[Dataset rows about figures]
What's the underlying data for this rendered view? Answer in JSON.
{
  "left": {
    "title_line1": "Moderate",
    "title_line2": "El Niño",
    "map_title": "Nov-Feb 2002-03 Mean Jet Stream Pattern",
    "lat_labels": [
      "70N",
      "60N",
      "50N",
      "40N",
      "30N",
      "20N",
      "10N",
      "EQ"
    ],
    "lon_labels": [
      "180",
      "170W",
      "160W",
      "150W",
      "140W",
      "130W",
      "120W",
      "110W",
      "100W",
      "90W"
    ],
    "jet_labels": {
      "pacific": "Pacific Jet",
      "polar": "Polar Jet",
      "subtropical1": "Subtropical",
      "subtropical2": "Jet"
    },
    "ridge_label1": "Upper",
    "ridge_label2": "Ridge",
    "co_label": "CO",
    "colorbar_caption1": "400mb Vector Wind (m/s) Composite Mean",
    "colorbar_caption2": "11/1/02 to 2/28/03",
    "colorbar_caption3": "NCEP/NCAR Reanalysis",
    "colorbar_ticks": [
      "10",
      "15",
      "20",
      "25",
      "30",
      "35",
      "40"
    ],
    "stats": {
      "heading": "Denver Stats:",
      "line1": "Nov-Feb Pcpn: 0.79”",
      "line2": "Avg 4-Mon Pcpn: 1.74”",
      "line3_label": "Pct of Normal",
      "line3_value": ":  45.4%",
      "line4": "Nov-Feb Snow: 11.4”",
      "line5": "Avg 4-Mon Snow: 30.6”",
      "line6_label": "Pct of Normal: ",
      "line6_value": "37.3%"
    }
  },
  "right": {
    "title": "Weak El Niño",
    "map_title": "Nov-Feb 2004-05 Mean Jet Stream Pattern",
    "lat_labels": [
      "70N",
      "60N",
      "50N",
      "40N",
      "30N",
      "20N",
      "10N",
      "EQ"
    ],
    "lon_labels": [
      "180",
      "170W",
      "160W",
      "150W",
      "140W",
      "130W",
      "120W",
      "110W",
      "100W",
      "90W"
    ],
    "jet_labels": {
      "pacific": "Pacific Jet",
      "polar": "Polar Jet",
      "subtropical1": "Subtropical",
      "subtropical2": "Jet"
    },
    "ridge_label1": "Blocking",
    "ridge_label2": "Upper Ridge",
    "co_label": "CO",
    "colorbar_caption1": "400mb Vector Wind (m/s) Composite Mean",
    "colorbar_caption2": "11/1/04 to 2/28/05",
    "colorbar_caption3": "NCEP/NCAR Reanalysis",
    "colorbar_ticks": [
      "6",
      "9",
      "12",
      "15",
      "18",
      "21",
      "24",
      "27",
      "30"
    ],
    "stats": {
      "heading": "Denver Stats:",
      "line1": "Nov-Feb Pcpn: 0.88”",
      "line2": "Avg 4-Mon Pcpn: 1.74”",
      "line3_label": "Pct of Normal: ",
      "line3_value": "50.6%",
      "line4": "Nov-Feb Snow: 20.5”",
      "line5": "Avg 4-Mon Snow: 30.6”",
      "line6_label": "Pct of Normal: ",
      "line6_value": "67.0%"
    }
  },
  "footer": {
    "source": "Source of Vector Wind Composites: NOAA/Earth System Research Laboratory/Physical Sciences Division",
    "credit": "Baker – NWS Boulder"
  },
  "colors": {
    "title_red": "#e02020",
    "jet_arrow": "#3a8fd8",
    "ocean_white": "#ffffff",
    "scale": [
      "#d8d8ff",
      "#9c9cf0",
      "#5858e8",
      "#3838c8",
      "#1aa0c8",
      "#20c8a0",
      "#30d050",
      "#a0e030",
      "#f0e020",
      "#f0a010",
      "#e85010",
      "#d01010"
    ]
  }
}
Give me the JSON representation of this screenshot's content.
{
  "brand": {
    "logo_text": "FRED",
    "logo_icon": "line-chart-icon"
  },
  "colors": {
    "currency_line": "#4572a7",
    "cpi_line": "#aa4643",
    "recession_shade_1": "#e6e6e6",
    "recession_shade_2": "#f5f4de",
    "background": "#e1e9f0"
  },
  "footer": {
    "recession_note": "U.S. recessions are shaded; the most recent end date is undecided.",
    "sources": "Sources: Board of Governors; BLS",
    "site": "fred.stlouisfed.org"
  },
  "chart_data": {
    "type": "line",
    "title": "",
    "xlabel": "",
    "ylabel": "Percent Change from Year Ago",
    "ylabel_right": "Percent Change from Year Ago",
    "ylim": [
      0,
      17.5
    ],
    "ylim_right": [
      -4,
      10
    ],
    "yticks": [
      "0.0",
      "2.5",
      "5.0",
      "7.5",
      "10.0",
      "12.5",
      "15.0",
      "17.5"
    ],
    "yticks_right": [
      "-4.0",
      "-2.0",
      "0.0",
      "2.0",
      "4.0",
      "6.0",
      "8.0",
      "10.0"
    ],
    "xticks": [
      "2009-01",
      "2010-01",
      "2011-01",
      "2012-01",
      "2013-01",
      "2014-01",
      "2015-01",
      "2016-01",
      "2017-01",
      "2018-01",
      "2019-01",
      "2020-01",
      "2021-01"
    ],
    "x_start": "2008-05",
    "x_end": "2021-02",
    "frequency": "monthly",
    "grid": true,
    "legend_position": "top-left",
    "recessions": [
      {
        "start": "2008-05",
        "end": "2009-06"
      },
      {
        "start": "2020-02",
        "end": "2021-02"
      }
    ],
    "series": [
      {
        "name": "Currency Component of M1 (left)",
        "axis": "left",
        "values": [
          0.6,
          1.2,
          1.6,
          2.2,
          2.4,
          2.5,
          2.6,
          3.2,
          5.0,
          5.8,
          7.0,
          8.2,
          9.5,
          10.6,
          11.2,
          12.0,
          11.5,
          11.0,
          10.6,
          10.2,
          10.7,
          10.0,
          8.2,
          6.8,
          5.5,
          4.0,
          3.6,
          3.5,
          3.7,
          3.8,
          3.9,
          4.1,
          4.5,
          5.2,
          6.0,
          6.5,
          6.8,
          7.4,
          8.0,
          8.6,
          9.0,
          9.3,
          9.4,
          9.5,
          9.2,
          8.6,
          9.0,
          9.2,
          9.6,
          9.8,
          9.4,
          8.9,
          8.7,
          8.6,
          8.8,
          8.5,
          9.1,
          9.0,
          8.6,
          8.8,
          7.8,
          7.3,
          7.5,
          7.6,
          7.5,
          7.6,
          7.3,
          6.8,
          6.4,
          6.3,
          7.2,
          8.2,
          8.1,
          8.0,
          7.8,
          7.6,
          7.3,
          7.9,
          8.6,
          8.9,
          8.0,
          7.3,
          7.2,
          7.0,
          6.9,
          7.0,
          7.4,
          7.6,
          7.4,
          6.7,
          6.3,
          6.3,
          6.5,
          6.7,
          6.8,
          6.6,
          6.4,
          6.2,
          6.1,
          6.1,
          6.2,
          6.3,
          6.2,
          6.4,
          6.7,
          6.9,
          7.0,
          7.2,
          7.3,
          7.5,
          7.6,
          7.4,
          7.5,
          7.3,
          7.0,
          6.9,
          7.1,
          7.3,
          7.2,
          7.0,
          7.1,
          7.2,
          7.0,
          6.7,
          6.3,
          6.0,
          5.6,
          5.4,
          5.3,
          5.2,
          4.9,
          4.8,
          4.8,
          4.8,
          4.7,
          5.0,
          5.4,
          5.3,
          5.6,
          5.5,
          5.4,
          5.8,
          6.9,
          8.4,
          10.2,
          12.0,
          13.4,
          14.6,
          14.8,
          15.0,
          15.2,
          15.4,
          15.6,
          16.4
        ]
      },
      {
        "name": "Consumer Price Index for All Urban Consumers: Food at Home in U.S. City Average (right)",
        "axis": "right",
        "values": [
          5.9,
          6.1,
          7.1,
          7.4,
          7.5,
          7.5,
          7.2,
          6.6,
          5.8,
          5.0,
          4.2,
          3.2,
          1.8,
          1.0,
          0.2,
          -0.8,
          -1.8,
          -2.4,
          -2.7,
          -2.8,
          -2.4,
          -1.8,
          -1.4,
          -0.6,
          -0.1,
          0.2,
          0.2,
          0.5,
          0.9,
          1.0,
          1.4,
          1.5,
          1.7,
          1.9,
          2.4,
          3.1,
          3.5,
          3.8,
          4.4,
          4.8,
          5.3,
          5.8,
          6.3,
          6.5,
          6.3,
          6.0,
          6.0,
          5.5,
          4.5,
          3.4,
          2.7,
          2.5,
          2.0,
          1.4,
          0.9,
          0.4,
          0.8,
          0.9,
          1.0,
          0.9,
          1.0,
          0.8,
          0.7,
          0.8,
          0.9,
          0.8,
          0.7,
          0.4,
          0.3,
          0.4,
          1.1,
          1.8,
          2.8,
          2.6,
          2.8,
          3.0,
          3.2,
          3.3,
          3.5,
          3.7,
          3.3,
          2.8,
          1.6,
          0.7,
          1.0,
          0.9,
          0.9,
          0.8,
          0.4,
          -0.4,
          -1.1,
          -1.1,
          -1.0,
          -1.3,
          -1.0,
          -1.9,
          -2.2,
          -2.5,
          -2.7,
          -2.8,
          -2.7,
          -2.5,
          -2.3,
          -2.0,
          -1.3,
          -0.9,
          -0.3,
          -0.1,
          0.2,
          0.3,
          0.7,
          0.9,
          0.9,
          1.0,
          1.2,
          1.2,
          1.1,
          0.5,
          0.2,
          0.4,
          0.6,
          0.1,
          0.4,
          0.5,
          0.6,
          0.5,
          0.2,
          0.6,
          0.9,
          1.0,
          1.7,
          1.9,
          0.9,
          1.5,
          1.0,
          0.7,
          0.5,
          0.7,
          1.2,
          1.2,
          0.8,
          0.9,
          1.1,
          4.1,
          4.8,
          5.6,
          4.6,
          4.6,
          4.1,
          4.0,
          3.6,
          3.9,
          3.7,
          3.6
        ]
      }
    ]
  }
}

Written task: Filter the entries down to the lines containing "this". Copy each of those lines.

Result of the exercise:
What's the underlying data for this rendered view? Answer in JSON.
Give me the JSON representation of this screenshot's content.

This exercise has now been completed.